_REQUIRED WORK_
Report back each line of the records that contains the string "text".

---- RECORDS PROVIDED

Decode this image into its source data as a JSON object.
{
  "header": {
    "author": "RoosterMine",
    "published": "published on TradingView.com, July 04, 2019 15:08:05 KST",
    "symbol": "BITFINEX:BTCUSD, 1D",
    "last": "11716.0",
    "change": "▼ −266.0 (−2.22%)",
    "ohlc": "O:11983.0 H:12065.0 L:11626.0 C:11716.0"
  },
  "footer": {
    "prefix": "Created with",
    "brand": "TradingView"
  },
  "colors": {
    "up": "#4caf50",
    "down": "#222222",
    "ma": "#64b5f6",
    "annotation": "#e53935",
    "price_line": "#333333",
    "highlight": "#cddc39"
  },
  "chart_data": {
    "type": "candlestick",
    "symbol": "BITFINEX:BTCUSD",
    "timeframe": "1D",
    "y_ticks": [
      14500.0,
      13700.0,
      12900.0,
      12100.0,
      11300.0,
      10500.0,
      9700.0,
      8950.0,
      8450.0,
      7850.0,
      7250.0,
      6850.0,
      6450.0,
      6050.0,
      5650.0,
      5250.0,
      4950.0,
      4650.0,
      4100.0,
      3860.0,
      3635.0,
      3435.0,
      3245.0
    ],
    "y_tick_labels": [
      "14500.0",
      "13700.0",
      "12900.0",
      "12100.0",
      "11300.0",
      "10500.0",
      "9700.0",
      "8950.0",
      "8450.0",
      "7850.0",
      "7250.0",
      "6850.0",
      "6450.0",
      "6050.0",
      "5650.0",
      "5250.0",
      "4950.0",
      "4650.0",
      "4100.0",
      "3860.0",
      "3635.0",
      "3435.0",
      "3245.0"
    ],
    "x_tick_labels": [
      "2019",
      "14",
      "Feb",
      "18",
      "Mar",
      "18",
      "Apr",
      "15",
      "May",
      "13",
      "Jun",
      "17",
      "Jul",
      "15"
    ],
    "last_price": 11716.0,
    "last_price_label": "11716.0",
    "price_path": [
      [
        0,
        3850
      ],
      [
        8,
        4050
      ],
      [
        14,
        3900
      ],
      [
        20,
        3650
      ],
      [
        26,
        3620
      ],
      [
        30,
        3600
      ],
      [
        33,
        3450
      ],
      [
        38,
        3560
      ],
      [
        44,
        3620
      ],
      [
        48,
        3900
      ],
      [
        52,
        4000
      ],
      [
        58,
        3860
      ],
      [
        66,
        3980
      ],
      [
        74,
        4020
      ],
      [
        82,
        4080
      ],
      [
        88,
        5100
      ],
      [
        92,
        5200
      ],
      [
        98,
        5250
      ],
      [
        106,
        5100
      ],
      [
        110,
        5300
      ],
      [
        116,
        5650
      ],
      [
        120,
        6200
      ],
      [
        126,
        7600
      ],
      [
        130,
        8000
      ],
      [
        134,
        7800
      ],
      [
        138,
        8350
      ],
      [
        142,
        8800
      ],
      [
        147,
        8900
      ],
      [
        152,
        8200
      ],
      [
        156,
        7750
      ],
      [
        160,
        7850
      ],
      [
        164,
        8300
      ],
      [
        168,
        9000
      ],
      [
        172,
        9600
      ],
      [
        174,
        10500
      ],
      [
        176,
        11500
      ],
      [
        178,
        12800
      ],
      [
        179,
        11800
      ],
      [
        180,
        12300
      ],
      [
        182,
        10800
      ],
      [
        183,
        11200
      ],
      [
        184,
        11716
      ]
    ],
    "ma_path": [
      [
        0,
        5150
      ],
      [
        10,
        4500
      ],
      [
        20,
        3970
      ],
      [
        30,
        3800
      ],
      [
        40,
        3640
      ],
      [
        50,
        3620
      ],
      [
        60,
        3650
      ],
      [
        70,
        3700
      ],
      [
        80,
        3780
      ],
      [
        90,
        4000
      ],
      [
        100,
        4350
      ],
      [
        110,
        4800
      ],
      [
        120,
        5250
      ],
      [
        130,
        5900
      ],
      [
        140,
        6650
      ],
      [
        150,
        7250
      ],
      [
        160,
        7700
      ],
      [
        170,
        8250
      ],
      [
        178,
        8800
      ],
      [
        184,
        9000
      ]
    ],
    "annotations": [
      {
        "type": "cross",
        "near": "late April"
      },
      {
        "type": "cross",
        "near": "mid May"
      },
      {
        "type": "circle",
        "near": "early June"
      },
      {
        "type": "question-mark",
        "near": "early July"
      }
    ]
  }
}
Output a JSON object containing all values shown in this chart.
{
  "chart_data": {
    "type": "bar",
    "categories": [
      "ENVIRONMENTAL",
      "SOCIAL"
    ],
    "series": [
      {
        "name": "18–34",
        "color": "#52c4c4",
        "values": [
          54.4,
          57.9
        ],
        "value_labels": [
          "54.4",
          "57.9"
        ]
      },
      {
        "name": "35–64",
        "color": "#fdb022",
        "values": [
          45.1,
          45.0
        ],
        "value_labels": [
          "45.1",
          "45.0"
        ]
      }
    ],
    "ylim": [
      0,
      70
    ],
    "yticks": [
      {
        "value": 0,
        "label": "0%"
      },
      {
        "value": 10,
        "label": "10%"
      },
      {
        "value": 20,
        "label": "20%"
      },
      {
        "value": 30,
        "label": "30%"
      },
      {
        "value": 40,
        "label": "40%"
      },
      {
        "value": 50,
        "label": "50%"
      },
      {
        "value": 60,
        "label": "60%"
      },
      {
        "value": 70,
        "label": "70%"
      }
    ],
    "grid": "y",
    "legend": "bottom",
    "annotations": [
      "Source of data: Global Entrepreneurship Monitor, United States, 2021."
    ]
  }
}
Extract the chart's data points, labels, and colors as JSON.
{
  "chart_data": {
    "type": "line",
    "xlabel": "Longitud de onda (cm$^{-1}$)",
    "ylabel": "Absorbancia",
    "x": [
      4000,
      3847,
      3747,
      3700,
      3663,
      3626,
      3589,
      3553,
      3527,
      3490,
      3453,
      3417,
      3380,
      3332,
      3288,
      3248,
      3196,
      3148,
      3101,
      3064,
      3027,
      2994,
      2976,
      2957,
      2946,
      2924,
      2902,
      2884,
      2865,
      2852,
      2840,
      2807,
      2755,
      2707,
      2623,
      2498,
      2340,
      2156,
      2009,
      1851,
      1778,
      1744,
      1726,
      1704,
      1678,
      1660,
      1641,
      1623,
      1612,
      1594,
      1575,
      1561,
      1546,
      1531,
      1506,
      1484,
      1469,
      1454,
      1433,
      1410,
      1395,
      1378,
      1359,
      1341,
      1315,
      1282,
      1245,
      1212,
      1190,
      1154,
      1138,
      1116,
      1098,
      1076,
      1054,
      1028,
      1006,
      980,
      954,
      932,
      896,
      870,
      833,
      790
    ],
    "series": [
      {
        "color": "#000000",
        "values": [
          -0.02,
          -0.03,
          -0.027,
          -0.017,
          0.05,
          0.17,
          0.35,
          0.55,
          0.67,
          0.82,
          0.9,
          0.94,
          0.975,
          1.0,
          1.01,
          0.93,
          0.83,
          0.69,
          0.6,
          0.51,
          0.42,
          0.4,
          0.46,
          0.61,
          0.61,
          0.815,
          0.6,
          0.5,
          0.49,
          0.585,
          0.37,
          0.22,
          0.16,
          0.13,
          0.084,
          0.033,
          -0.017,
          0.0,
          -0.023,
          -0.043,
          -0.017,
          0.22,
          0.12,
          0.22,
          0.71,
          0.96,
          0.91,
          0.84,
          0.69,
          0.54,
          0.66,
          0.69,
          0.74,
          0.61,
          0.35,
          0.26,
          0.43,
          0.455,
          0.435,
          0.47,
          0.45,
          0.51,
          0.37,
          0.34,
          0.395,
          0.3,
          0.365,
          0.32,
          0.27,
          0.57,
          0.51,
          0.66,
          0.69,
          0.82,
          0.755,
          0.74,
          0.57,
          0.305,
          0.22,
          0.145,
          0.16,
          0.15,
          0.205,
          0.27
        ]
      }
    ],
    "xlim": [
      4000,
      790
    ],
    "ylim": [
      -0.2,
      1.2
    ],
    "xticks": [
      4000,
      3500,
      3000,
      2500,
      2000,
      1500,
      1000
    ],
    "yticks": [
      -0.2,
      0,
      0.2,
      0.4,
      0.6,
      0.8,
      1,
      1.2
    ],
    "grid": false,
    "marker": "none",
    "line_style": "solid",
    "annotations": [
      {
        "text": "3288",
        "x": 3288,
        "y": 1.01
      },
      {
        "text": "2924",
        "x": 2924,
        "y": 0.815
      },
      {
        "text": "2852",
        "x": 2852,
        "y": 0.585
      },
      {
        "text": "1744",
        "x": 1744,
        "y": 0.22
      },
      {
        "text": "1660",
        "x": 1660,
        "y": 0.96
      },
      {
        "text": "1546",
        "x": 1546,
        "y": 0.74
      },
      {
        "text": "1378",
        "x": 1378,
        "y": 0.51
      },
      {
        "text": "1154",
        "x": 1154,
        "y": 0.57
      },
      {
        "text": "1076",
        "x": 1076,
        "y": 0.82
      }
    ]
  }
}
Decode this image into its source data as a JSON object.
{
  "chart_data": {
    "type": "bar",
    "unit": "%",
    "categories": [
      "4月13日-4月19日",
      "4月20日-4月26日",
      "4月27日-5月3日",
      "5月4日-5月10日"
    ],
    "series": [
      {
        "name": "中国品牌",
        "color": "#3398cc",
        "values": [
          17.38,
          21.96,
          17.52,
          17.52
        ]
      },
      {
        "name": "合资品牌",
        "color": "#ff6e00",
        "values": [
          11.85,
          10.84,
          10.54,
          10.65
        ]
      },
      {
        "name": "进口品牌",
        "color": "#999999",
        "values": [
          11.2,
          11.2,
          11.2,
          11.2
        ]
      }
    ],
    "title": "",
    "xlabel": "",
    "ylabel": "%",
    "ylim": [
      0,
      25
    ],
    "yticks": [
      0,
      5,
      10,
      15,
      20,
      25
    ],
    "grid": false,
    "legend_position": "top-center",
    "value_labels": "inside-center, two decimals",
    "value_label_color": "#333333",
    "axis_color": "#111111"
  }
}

--------

_REPLY TO THE EXERCISE_
        "text": "3288",
        "text": "2924",
        "text": "2852",
        "text": "1744",
        "text": "1660",
        "text": "1546",
        "text": "1378",
        "text": "1154",
        "text": "1076",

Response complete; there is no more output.